Work out how many lines hold the string "text". Give that number and nothing more.

Data supplied ::

========================================

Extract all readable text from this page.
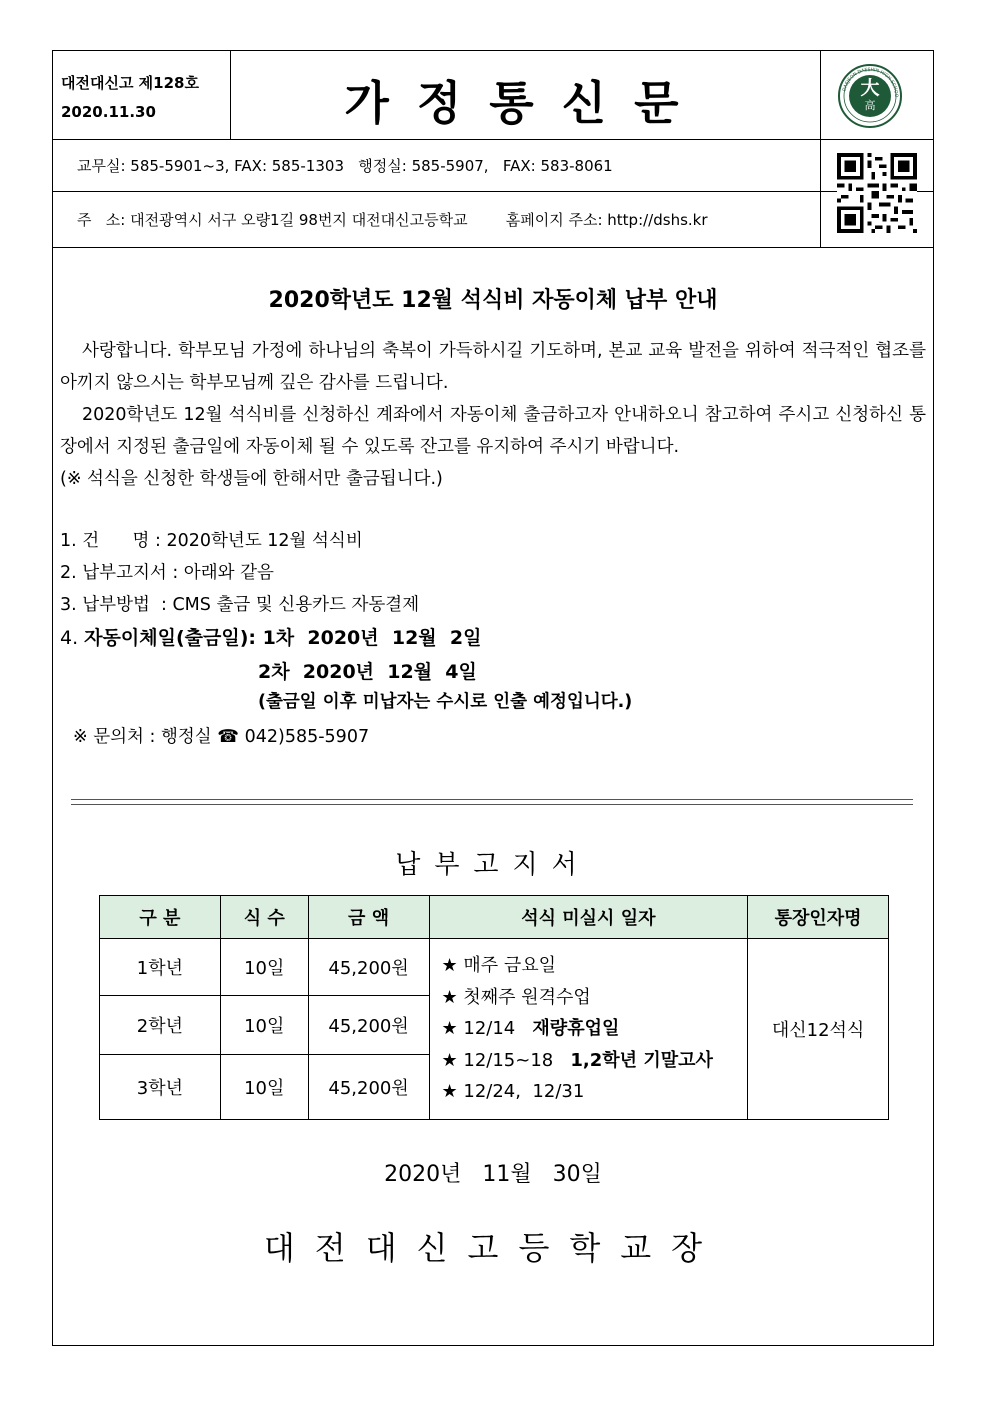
대전대신고 제128호
2020.11.30	가정통신문	大
高
DAEJEON DAESHIN HIGH SCHOO
교무실: 585-5901~3, FAX: 585-1303   행정실: 585-5907,   FAX: 583-8061
주   소: 대전광역시 서구 오량1길 98번지 대전대신고등학교        홈페이지 주소: http://dshs.kr
2020학년도 12월 석식비 자동이체 납부 안내

사랑합니다. 학부모님 가정에 하나님의 축복이 가득하시길 기도하며, 본교 교육 발전을 위하여 적극적인 협조를 아끼지 않으시는 학부모님께 깊은 감사를 드립니다.

2020학년도 12월 석식비를 신청하신 계좌에서 자동이체 출금하고자 안내하오니 참고하여 주시고 신청하신 통장에서 지정된 출금일에 자동이체 될 수 있도록 잔고를 유지하여 주시기 바랍니다.

(※ 석식을 신청한 학생들에 한해서만 출금됩니다.)

1. 건      명 : 2020학년도 12월 석식비
2. 납부고지서 : 아래와 같음
3. 납부방법  : CMS 출금 및 신용카드 자동결제
4. 자동이체일(출금일): 1차  2020년  12월  2일
2차  2020년  12월  4일
(출금일 이후 미납자는 수시로 인출 예정입니다.)
※ 문의처 : 행정실 ☎ 042)585-5907
납부고지서
구 분	식 수	금 액	석식 미실시 일자	통장인자명
1학년	10일	45,200원	★ 매주 금요일
★ 첫째주 원격수업
★ 12/14   재량휴업일
★ 12/15~18   1,2학년 기말고사
★ 12/24,  12/31	대신12석식
2학년	10일	45,200원		
3학년	10일	45,200원		
2020년   11월   30일
대전대신고등학교장
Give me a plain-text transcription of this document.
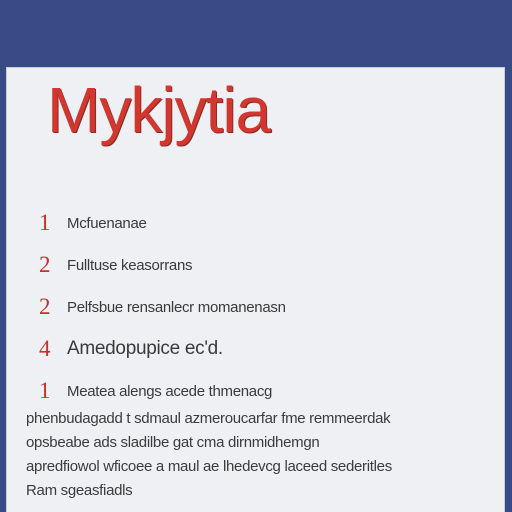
Mykjytia
1	Mcfuenanae
2	Fulltuse keasorrans
2	Pelfsbue rensanlecr momanenasn
4 Amedopupice ec'd.
1	Meatea alengs acede thmenacg

phenbudagadd t sdmaul azmeroucarfar fme remmeerdak
opsbeabe ads sladilbe gat cma dirnmidhemgn
apredfiowol wficoee a maul ae lhedevcg laceed sederitles
Ram sgeasfiadls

========================================

Written response ::
2